[Stored entries]
□ □ □ □
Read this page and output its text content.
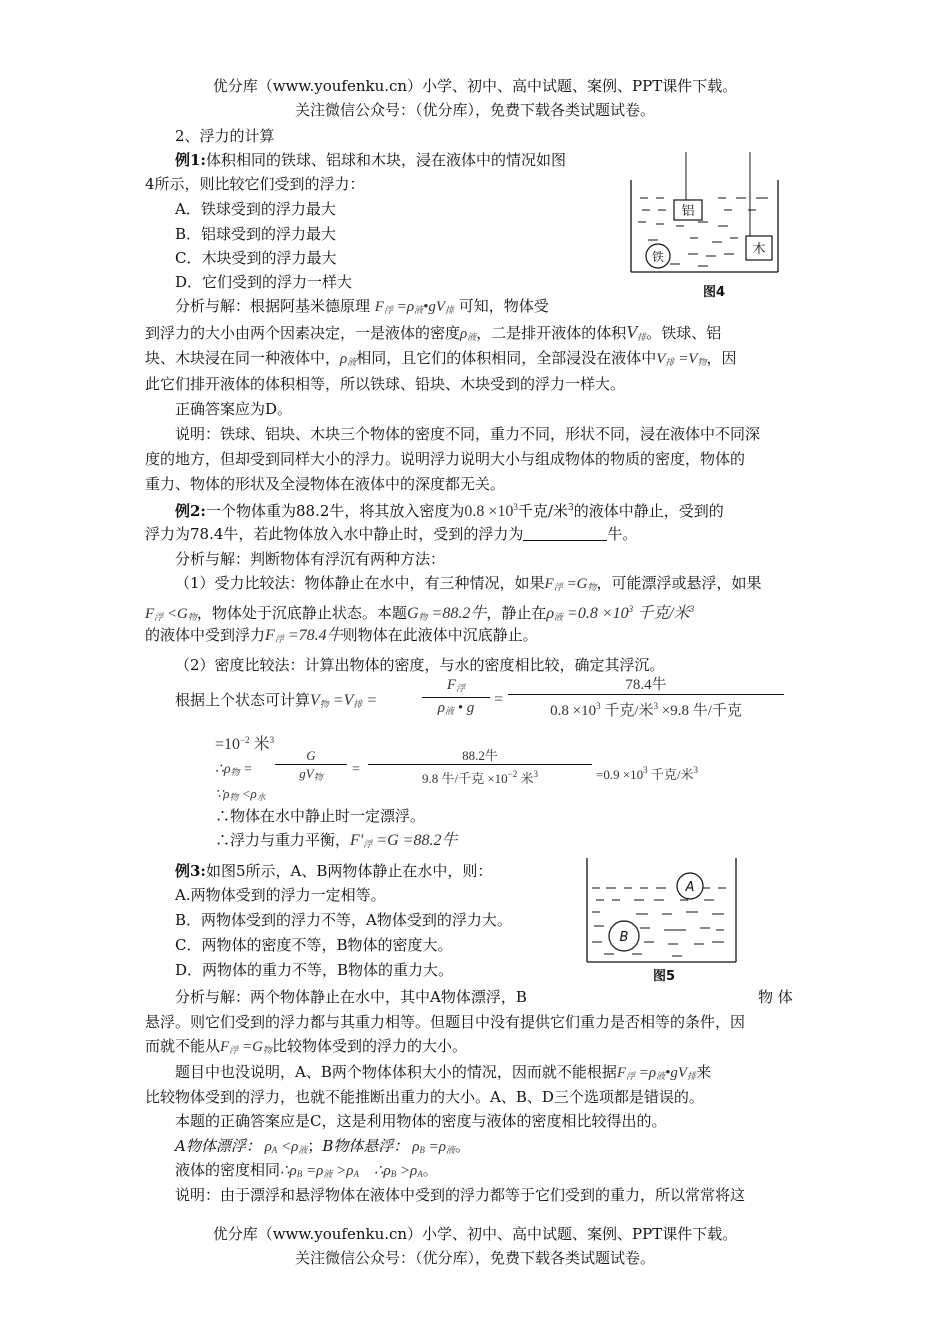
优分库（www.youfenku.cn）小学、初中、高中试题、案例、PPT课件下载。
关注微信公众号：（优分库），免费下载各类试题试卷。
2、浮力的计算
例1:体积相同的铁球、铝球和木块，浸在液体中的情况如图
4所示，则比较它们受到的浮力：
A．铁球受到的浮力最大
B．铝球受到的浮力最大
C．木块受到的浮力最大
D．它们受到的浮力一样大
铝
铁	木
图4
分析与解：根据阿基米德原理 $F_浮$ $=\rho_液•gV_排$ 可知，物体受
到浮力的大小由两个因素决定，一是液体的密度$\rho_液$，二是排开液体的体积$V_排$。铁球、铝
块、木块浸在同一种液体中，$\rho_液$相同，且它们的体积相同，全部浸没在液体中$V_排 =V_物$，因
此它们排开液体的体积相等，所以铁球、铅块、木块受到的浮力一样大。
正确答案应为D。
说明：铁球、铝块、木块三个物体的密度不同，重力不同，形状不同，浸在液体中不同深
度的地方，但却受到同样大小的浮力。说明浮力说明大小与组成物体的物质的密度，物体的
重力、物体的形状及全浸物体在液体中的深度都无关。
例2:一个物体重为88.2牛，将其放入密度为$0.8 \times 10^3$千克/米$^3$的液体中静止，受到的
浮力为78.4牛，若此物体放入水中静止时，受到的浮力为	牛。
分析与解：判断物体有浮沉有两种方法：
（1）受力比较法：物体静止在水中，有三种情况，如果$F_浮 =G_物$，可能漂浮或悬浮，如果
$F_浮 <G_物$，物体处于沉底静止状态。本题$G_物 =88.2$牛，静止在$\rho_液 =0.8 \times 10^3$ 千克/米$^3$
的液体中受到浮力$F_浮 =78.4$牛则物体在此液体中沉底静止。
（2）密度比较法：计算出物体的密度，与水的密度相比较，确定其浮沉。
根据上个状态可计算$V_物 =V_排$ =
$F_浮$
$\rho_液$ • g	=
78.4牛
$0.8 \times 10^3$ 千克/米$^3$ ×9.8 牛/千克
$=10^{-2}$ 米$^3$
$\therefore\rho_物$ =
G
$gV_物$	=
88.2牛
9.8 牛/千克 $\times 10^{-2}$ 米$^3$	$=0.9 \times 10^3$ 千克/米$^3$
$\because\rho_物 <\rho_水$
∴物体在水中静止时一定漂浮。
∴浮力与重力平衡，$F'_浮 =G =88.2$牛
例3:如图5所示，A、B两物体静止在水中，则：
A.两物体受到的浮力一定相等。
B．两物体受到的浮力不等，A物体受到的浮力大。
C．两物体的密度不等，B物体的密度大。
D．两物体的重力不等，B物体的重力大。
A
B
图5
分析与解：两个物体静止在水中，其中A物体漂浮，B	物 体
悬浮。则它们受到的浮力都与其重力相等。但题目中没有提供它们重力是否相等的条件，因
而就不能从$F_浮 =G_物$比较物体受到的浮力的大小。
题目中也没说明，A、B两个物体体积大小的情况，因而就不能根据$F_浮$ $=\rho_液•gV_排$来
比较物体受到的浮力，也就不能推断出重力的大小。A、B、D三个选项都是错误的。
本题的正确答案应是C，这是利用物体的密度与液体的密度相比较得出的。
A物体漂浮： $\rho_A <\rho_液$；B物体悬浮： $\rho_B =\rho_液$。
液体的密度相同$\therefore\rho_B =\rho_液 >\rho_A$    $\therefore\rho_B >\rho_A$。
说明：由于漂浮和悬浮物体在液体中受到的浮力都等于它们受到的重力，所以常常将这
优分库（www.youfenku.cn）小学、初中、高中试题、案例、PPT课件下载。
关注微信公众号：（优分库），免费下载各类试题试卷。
□ □ □ □
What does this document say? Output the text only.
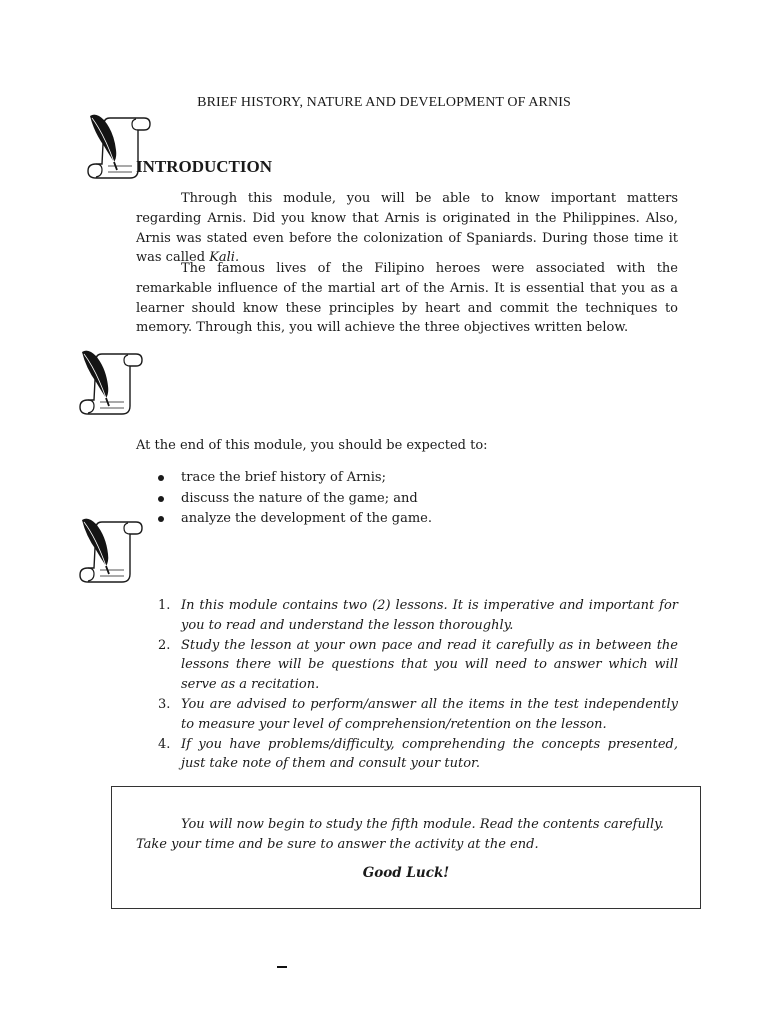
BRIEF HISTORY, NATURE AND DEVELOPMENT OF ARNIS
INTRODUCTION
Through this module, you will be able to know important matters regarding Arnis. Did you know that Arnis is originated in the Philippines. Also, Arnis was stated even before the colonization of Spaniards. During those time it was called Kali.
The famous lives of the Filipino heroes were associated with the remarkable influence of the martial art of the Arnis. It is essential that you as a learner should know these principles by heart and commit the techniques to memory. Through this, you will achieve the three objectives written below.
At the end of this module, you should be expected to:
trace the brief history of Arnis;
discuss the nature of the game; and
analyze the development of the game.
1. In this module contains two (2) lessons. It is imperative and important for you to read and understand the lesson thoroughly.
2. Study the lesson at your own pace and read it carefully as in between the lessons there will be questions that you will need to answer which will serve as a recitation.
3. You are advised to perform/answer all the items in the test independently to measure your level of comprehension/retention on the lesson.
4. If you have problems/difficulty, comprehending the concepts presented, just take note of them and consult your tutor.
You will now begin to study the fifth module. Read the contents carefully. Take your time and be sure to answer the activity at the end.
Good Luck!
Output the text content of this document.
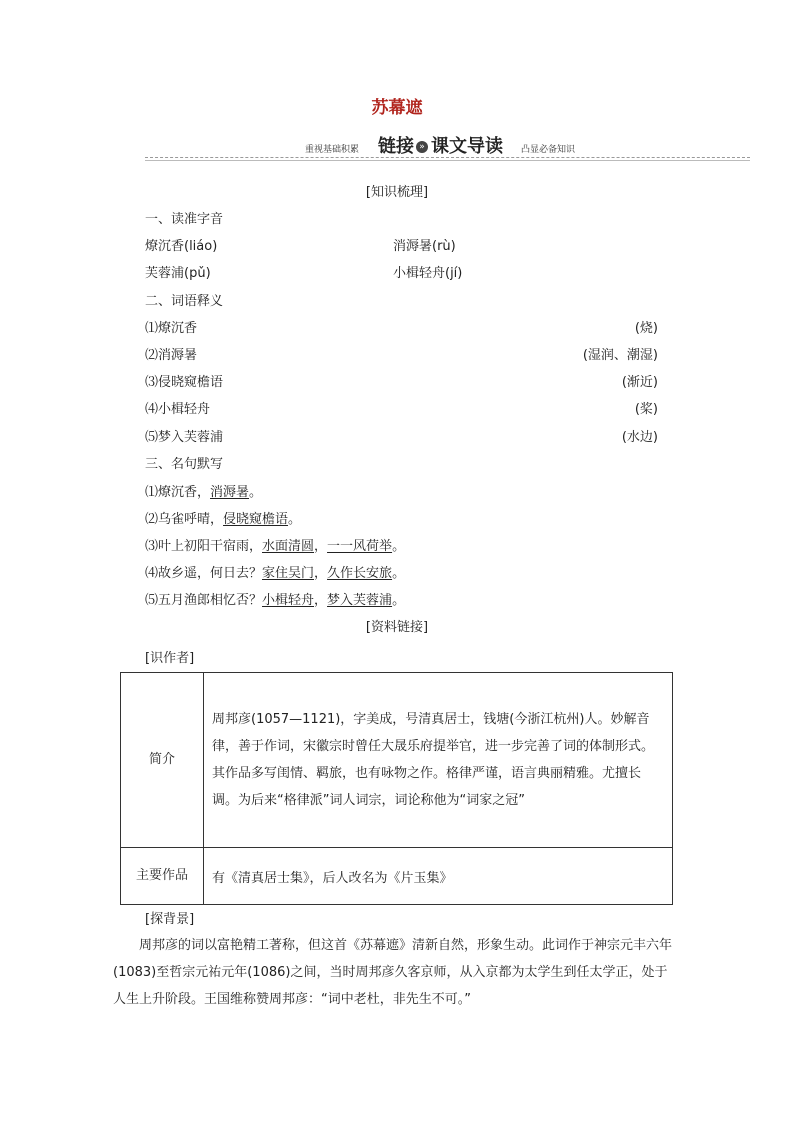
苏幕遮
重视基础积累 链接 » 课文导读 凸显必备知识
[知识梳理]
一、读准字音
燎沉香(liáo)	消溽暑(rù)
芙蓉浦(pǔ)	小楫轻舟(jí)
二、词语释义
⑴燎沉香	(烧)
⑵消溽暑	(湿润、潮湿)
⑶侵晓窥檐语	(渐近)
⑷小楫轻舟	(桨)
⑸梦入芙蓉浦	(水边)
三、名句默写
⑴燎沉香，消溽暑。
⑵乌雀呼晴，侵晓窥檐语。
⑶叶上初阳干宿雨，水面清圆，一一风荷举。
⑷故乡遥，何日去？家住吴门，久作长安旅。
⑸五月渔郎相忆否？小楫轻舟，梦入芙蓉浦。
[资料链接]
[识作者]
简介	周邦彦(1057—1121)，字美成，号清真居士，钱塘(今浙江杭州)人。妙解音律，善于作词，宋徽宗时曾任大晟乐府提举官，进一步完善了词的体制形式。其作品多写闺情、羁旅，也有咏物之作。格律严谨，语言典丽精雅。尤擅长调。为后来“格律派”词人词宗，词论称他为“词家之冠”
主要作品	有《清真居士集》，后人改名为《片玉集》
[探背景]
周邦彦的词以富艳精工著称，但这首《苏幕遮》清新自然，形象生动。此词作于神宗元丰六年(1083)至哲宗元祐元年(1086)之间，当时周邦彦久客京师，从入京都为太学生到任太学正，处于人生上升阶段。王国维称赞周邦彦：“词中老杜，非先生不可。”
□ □ □ □
Exercise description: Copy and report every line where the word "game" is present.

Task result:
discuss the nature of the game; and
analyze the development of the game.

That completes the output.